- [GOAL]
Filter out everything except lines holding "sagaidīšanas".

Collected data entries:
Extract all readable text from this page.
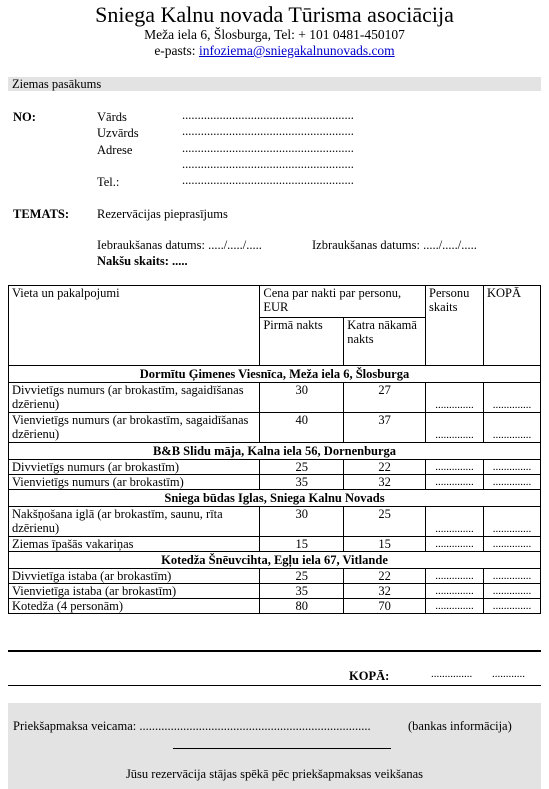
Sniega Kalnu novada Tūrisma asociācija
Meža iela 6, Šlosburga, Tel: + 101 0481-450107
e-pasts: infoziema@sniegakalnunovads.com
Ziemas pasākums
NO:	Vārds	.......................................................
Uzvārds	.......................................................
Adrese	.......................................................
.......................................................
Tel.:	.......................................................
TEMATS: Rezervācijas pieprasījums
Iebraukšanas datums: ...../...../.....	Izbraukšanas datums: ...../...../.....
Nakšu skaits: .....
Vieta un pakalpojumi	Cena par nakti par personu, EUR		Personu skaits	KOPĀ
	Pirmā nakts	Katra nākamā nakts		
Dormītu Ģimenes Viesnīca, Meža iela 6, Šlosburga				
Divvietīgs numurs (ar brokastīm, sagaidīšanas dzērienu)	30	27	..............	..............
Vienvietīgs numurs (ar brokastīm, sagaidīšanas dzērienu)	40	37	..............	..............
B&B Slidu māja, Kalna iela 56, Dornenburga				
Divvietīgs numurs (ar brokastīm)	25	22	..............	..............
Vienvietīgs numurs (ar brokastīm)	35	32	..............	..............
Sniega būdas Iglas, Sniega Kalnu Novads				
Nakšņošana iglā (ar brokastīm, saunu, rīta dzērienu)	30	25	..............	..............
Ziemas īpašās vakariņas	15	15	..............	..............
Kotedža Šnēuvcihta, Egļu iela 67, Vitlande				
Divvietīga istaba (ar brokastīm)	25	22	..............	..............
Vienvietīga istaba (ar brokastīm)	35	32	..............	..............
Kotedža (4 personām)	80	70	..............	..............
KOPĀ:	............... ............
Priekšapmaksa veicama: ..........................................................................	(bankas informācija)
Jūsu rezervācija stājas spēkā pēc priekšapmaksas veikšanas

- [RESPONSE TO THE TASK]
Divvietīgs numurs (ar brokastīm, sagaidīšanas dzērienu)	30	27	..............	..............
Vienvietīgs numurs (ar brokastīm, sagaidīšanas dzērienu)	40	37	..............	..............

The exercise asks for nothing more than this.